Task description:
Answer these questions from the positioning apparatus passage:
(a) What is the first model training device 210 configured to train?
(b) What does the positioning result determination unit 212 determine?
(c) Which two results does the second result acquisition unit 252 use to determine the second positioning result?

Document section:
========================================

FIG. 6 is a structural diagram illustrating a positioning apparatus according to another embodiment of the present disclosure. An adjacent image acquisition device 230, a first result acquisition device 240, a second result determination device 250, and a comprehensive result determination device 260 in FIG. 6 have the same functions as those of the adjacent image acquisition device 110, the first result acquisition device 120, the second result determination device 130, and the comprehensive result determination device 140 in FIG. 5 respectively, which will not be repeated herein. As shown in FIG. 6, the positioning apparatus may further include a first model training device 210 configured to train a first deep learning model for visual positioning.
The first model training device 210 may include:

a first sample acquisition unit 211, configured to acquire multi-frame sample images of the target environment;
a positioning result determination unit 212, configured to determine a positioning result for each frame of the sample images; and
a first model training unit 213, configured to train the first deep learning model by using the multi-frame sample images and the positioning result for each frame of the sample images as a training set.

In an embodiment, the second result determination device 250 may include:

a driving motion estimation unit 251, configured to obtain a driving motion estimation result for the mobile device by inputting the two adjacent frames of images into a second deep learning model, where the second deep learning model is used for estimating the motion based on vision; and
a second result acquisition unit 252, configured to determine the second positioning result for the mobile device based on the driving motion estimation result and the previous comprehensive positioning result for the mobile device.

========================================

(Element placement data)
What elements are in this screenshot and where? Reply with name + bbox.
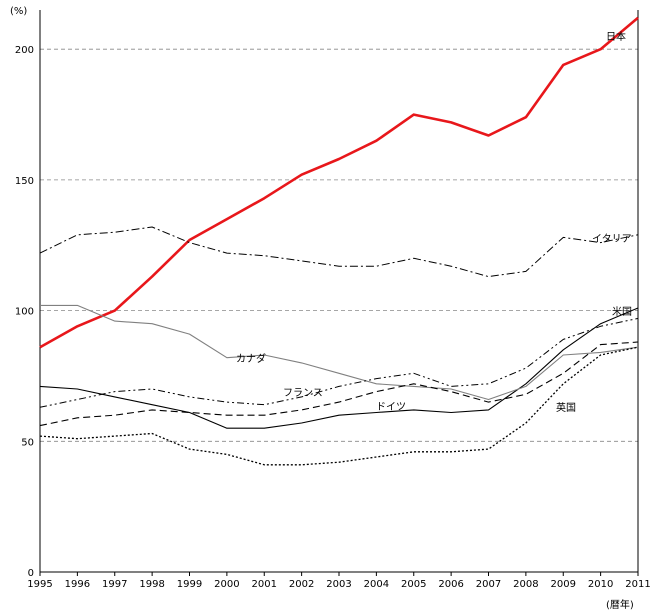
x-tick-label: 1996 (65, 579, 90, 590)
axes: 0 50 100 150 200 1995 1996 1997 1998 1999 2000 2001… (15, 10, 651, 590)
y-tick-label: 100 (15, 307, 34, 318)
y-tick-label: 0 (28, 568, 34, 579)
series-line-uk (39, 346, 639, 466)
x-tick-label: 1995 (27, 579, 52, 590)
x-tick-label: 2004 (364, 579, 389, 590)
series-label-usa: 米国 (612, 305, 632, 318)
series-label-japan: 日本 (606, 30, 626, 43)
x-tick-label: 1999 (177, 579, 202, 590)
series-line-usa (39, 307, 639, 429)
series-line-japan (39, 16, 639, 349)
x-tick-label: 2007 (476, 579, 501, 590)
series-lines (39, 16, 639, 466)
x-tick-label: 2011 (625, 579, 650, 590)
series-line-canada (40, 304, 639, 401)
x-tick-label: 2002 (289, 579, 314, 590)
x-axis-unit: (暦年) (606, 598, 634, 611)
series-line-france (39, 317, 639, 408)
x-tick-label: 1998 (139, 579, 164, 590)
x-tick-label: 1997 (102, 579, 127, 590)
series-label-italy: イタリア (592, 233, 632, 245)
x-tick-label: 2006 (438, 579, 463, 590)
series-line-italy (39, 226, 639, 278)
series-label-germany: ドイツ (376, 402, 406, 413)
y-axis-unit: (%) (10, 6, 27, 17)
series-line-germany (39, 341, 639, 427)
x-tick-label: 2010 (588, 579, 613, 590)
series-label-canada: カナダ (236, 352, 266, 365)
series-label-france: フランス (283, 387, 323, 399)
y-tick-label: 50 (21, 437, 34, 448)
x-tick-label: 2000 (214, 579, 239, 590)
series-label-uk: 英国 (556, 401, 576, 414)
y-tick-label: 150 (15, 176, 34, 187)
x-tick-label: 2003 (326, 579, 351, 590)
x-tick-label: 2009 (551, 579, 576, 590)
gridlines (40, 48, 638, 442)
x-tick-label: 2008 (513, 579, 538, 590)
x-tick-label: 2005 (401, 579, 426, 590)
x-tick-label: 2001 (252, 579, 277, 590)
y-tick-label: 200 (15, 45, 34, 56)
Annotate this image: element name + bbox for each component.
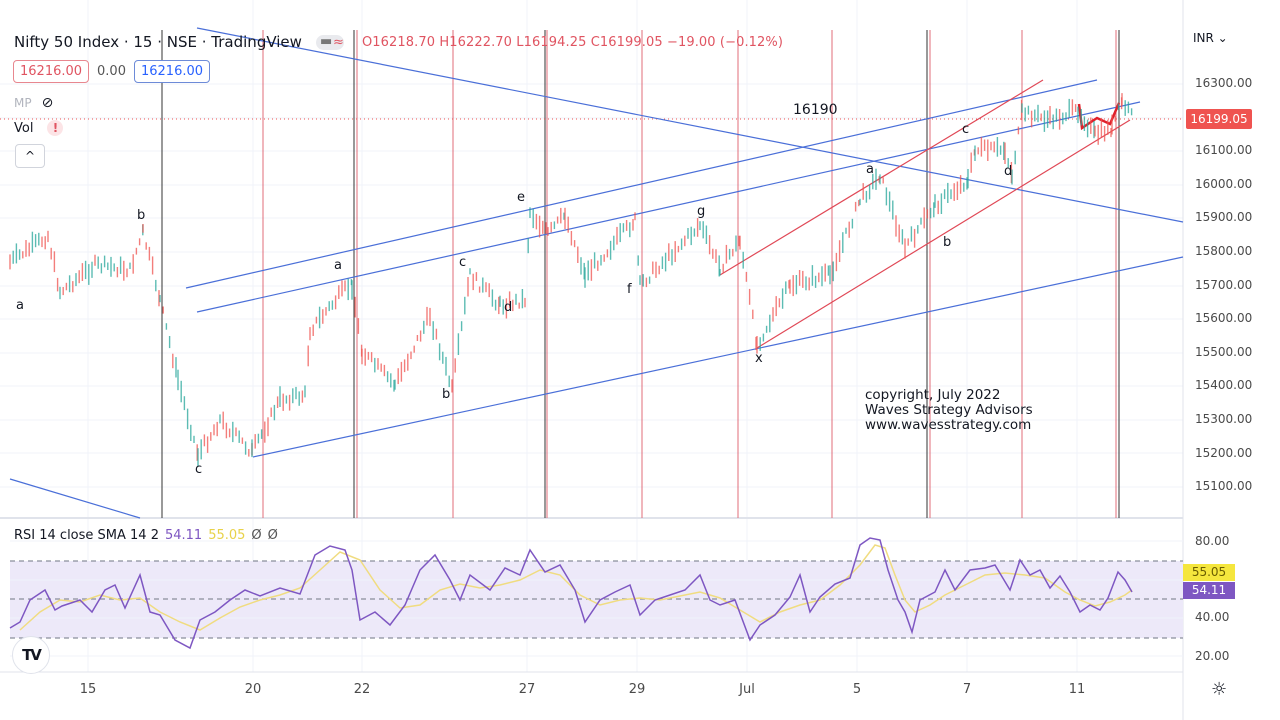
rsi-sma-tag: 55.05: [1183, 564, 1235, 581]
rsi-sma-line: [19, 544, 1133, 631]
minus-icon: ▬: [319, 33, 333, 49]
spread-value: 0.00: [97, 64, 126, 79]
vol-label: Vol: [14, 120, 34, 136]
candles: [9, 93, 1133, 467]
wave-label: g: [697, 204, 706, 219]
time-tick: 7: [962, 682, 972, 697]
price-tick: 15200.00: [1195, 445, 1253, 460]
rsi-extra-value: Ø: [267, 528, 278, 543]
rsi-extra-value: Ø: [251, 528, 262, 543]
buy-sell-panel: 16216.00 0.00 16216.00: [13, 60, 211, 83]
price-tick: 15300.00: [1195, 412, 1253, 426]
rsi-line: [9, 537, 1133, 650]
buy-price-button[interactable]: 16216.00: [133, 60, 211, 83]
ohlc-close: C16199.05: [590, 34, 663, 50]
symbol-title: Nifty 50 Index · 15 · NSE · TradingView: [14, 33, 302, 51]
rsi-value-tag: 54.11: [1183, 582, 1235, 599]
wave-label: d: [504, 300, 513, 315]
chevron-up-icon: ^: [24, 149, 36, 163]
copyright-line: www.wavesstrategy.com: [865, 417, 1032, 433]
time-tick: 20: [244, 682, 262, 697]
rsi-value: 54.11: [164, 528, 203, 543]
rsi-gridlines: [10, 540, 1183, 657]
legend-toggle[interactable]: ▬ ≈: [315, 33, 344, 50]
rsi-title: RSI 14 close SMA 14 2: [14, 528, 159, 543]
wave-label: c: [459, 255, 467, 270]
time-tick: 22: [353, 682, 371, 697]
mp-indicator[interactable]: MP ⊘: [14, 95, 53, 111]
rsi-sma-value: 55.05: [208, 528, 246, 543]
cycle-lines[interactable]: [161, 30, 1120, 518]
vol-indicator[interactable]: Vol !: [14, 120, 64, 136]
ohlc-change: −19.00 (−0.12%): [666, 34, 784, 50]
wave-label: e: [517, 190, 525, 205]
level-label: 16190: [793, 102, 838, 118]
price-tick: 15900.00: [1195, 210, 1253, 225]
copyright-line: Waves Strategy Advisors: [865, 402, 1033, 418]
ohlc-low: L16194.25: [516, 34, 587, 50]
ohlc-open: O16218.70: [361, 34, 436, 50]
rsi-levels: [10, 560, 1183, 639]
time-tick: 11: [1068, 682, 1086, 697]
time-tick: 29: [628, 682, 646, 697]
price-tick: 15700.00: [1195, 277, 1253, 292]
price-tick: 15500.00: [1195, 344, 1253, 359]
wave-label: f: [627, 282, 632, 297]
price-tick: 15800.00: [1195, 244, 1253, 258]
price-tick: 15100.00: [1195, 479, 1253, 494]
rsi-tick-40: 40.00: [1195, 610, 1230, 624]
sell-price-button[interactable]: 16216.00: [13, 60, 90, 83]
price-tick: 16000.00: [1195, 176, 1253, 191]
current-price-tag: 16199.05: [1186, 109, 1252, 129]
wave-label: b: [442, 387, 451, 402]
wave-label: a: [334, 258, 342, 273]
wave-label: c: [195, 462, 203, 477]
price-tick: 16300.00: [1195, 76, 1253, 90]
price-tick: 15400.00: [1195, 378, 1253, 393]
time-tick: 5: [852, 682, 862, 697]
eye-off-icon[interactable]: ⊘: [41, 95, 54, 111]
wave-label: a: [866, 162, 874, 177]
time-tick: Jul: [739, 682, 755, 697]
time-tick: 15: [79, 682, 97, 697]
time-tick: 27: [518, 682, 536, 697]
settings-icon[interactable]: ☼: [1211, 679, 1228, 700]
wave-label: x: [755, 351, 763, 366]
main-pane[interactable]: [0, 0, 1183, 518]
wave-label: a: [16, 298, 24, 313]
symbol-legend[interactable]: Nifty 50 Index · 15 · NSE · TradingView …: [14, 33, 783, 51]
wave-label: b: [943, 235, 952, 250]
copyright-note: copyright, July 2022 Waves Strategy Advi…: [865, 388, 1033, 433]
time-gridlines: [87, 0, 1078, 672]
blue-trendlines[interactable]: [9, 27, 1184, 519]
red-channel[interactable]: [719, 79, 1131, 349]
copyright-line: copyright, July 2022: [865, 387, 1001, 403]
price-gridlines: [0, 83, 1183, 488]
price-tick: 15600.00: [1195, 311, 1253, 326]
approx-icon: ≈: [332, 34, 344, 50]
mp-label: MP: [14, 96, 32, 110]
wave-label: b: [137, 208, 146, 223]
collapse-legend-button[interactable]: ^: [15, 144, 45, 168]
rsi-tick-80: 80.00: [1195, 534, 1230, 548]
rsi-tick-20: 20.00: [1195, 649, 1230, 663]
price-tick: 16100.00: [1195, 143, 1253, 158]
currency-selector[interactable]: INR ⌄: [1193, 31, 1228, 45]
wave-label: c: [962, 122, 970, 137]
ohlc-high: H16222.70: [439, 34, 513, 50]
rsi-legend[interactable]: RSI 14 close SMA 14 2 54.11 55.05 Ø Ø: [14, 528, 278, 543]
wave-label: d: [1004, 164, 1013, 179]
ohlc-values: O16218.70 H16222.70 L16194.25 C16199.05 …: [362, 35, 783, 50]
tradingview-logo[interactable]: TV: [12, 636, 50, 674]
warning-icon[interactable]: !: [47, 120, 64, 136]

========================================

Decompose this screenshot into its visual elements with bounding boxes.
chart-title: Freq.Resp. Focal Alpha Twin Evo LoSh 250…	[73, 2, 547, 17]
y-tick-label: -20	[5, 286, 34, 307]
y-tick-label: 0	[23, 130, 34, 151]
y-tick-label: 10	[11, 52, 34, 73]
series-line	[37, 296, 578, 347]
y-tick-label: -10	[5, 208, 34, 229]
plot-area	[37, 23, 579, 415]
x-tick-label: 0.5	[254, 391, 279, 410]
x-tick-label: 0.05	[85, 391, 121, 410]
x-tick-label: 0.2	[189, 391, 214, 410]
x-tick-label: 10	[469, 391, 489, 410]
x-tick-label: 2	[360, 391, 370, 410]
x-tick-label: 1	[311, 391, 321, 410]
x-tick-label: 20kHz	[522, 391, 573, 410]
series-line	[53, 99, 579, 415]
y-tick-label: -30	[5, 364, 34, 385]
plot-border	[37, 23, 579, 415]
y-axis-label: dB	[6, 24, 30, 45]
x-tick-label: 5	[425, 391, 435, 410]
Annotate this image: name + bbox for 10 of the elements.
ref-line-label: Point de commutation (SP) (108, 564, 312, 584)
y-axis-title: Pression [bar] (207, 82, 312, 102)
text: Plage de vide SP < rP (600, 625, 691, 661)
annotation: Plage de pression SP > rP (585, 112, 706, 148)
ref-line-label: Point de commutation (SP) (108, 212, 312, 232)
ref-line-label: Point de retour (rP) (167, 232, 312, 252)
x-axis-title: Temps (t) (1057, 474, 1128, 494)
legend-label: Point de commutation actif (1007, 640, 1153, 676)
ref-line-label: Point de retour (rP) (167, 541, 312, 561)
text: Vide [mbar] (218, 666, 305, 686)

========================================

Answer to the task:
(a) A first deep learning model for visual positioning.
(b) A positioning result for each frame of the sample images.
(c) The driving motion estimation result and the previous comprehensive positioning result for the mobile device.